GIVEN PROBLEM: Using the material below, copy every line where "name" appears.

(Saved entries)
=-=-=
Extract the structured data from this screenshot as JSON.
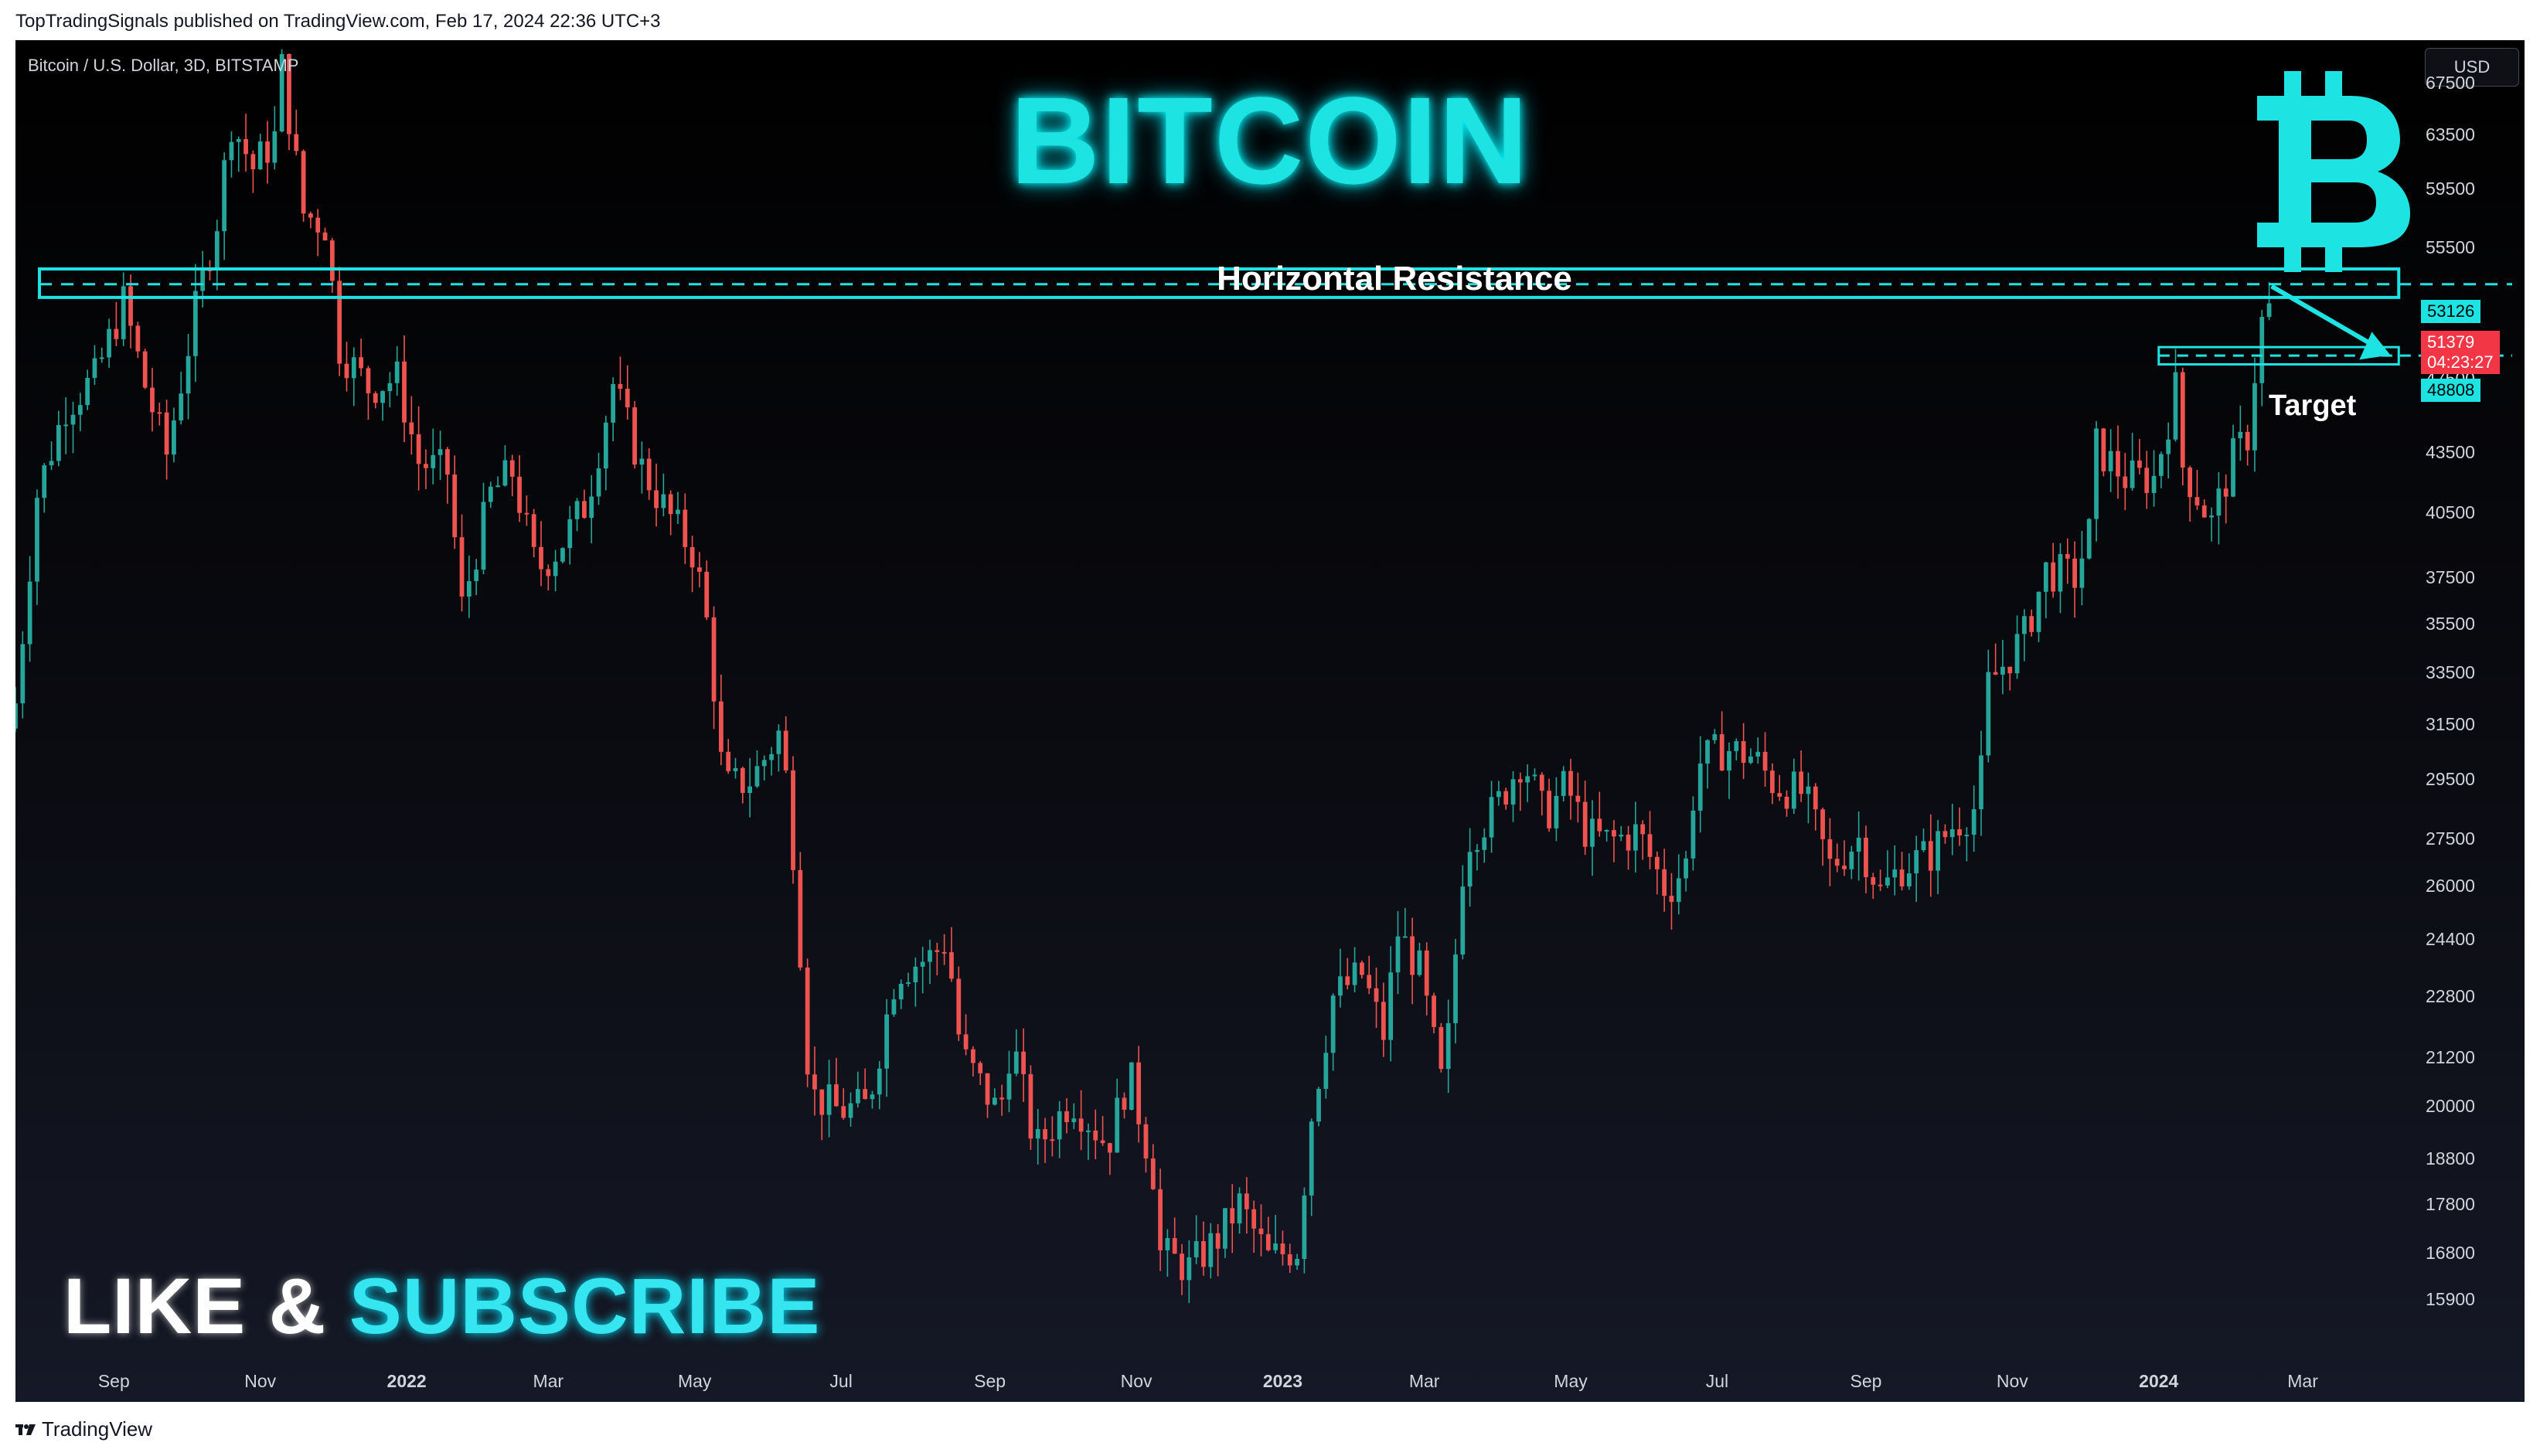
{
  "header": {
    "published_text": "TopTradingSignals published on TradingView.com, Feb 17, 2024 22:36 UTC+3"
  },
  "chart_header": {
    "symbol_text": "Bitcoin / U.S. Dollar, 3D, BITSTAMP",
    "currency_button": "USD"
  },
  "overlay": {
    "title": "BITCOIN",
    "resistance_label": "Horizontal Resistance",
    "target_label": "Target",
    "like_text": "LIKE &",
    "subscribe_text": "SUBSCRIBE",
    "logo_icon": "bitcoin-logo-icon"
  },
  "price_tags": {
    "resistance": "53126",
    "last_price": "51379",
    "countdown": "04:23:27",
    "target": "48808"
  },
  "footer": {
    "brand": "TradingView",
    "brand_icon": "tradingview-logo-icon"
  },
  "colors": {
    "up": "#26a69a",
    "down": "#ef5350",
    "accent": "#1ee3e3",
    "last_price_bg": "#f23645"
  },
  "chart_data": {
    "type": "candlestick",
    "title": "Bitcoin / U.S. Dollar, 3D, BITSTAMP",
    "ylabel": "USD",
    "y_scale": "log",
    "ylim": [
      14900,
      71000
    ],
    "y_ticks": [
      67500,
      63500,
      59500,
      55500,
      47500,
      43500,
      40500,
      37500,
      35500,
      33500,
      31500,
      29500,
      27500,
      26000,
      24400,
      22800,
      21200,
      20000,
      18800,
      17800,
      16800,
      15900
    ],
    "x_ticks": [
      {
        "label": "Sep",
        "bold": false
      },
      {
        "label": "Nov",
        "bold": false
      },
      {
        "label": "2022",
        "bold": true
      },
      {
        "label": "Mar",
        "bold": false
      },
      {
        "label": "May",
        "bold": false
      },
      {
        "label": "Jul",
        "bold": false
      },
      {
        "label": "Sep",
        "bold": false
      },
      {
        "label": "Nov",
        "bold": false
      },
      {
        "label": "2023",
        "bold": true
      },
      {
        "label": "Mar",
        "bold": false
      },
      {
        "label": "May",
        "bold": false
      },
      {
        "label": "Jul",
        "bold": false
      },
      {
        "label": "Sep",
        "bold": false
      },
      {
        "label": "Nov",
        "bold": false
      },
      {
        "label": "2024",
        "bold": true
      },
      {
        "label": "Mar",
        "bold": false
      }
    ],
    "x_range": [
      "2021-07-22",
      "2024-04-17"
    ],
    "x_tick_dates": [
      "2021-09-01",
      "2021-11-01",
      "2022-01-01",
      "2022-03-01",
      "2022-05-01",
      "2022-07-01",
      "2022-09-01",
      "2022-11-01",
      "2023-01-01",
      "2023-03-01",
      "2023-05-01",
      "2023-07-01",
      "2023-09-01",
      "2023-11-01",
      "2024-01-01",
      "2024-03-01"
    ],
    "levels": [
      {
        "name": "Horizontal Resistance",
        "value": 53126
      },
      {
        "name": "Target",
        "value": 48808
      }
    ],
    "resistance_zone": {
      "low": 52300,
      "high": 54100,
      "from": "2021-08-01",
      "to": "2024-04-10"
    },
    "target_zone": {
      "low": 48300,
      "high": 49300,
      "from": "2024-01-01",
      "to": "2024-04-10"
    },
    "series": [
      {
        "name": "BTCUSD 3D close",
        "points": [
          [
            "2021-07-22",
            32300
          ],
          [
            "2021-07-31",
            41400
          ],
          [
            "2021-08-12",
            46000
          ],
          [
            "2021-08-24",
            47500
          ],
          [
            "2021-09-05",
            52000
          ],
          [
            "2021-09-14",
            47100
          ],
          [
            "2021-09-23",
            43400
          ],
          [
            "2021-10-05",
            51500
          ],
          [
            "2021-10-14",
            57400
          ],
          [
            "2021-10-20",
            64500
          ],
          [
            "2021-10-29",
            61000
          ],
          [
            "2021-11-07",
            63200
          ],
          [
            "2021-11-10",
            68700
          ],
          [
            "2021-11-19",
            57800
          ],
          [
            "2021-11-28",
            57000
          ],
          [
            "2021-12-04",
            49300
          ],
          [
            "2021-12-16",
            47000
          ],
          [
            "2021-12-28",
            47500
          ],
          [
            "2022-01-06",
            43000
          ],
          [
            "2022-01-18",
            42500
          ],
          [
            "2022-01-24",
            36200
          ],
          [
            "2022-02-05",
            41400
          ],
          [
            "2022-02-14",
            42500
          ],
          [
            "2022-02-24",
            37800
          ],
          [
            "2022-03-05",
            38800
          ],
          [
            "2022-03-17",
            41000
          ],
          [
            "2022-03-28",
            47200
          ],
          [
            "2022-04-09",
            42700
          ],
          [
            "2022-04-18",
            40800
          ],
          [
            "2022-05-01",
            38500
          ],
          [
            "2022-05-07",
            35000
          ],
          [
            "2022-05-13",
            29200
          ],
          [
            "2022-05-25",
            29500
          ],
          [
            "2022-06-06",
            31300
          ],
          [
            "2022-06-12",
            26400
          ],
          [
            "2022-06-18",
            20300
          ],
          [
            "2022-06-30",
            19900
          ],
          [
            "2022-07-12",
            20000
          ],
          [
            "2022-07-24",
            23500
          ],
          [
            "2022-08-08",
            23900
          ],
          [
            "2022-08-14",
            24400
          ],
          [
            "2022-08-20",
            21300
          ],
          [
            "2022-09-05",
            19800
          ],
          [
            "2022-09-10",
            21700
          ],
          [
            "2022-09-20",
            19000
          ],
          [
            "2022-10-05",
            20200
          ],
          [
            "2022-10-20",
            19100
          ],
          [
            "2022-10-29",
            20800
          ],
          [
            "2022-11-08",
            18500
          ],
          [
            "2022-11-11",
            16800
          ],
          [
            "2022-11-23",
            16500
          ],
          [
            "2022-12-05",
            17100
          ],
          [
            "2022-12-14",
            17800
          ],
          [
            "2022-12-26",
            16700
          ],
          [
            "2023-01-07",
            16900
          ],
          [
            "2023-01-13",
            19800
          ],
          [
            "2023-01-22",
            22800
          ],
          [
            "2023-02-03",
            23400
          ],
          [
            "2023-02-12",
            21800
          ],
          [
            "2023-02-18",
            24600
          ],
          [
            "2023-02-27",
            23500
          ],
          [
            "2023-03-09",
            20300
          ],
          [
            "2023-03-15",
            24800
          ],
          [
            "2023-03-18",
            27400
          ],
          [
            "2023-03-30",
            28400
          ],
          [
            "2023-04-11",
            30300
          ],
          [
            "2023-04-20",
            28200
          ],
          [
            "2023-04-29",
            29300
          ],
          [
            "2023-05-08",
            27600
          ],
          [
            "2023-05-17",
            27400
          ],
          [
            "2023-05-29",
            27700
          ],
          [
            "2023-06-10",
            25800
          ],
          [
            "2023-06-19",
            26800
          ],
          [
            "2023-06-22",
            30000
          ],
          [
            "2023-07-04",
            30600
          ],
          [
            "2023-07-16",
            30300
          ],
          [
            "2023-07-25",
            29300
          ],
          [
            "2023-08-06",
            29000
          ],
          [
            "2023-08-17",
            26600
          ],
          [
            "2023-08-29",
            27500
          ],
          [
            "2023-09-07",
            25800
          ],
          [
            "2023-09-16",
            26600
          ],
          [
            "2023-09-28",
            27000
          ],
          [
            "2023-10-07",
            27900
          ],
          [
            "2023-10-16",
            28500
          ],
          [
            "2023-10-19",
            29700
          ],
          [
            "2023-10-22",
            33000
          ],
          [
            "2023-11-06",
            35000
          ],
          [
            "2023-11-15",
            37800
          ],
          [
            "2023-11-27",
            37500
          ],
          [
            "2023-12-03",
            39500
          ],
          [
            "2023-12-06",
            43800
          ],
          [
            "2023-12-18",
            42200
          ],
          [
            "2023-12-30",
            42200
          ],
          [
            "2024-01-08",
            46900
          ],
          [
            "2024-01-11",
            42800
          ],
          [
            "2024-01-23",
            40000
          ],
          [
            "2024-02-01",
            43200
          ],
          [
            "2024-02-07",
            44400
          ],
          [
            "2024-02-10",
            47800
          ],
          [
            "2024-02-14",
            51800
          ],
          [
            "2024-02-17",
            51379
          ]
        ]
      }
    ]
  }
}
=-=-=
RESULT FOR THIS EXERCISE:
        "name": "Horizontal Resistance",
        "name": "Target",
        "name": "BTCUSD 3D close",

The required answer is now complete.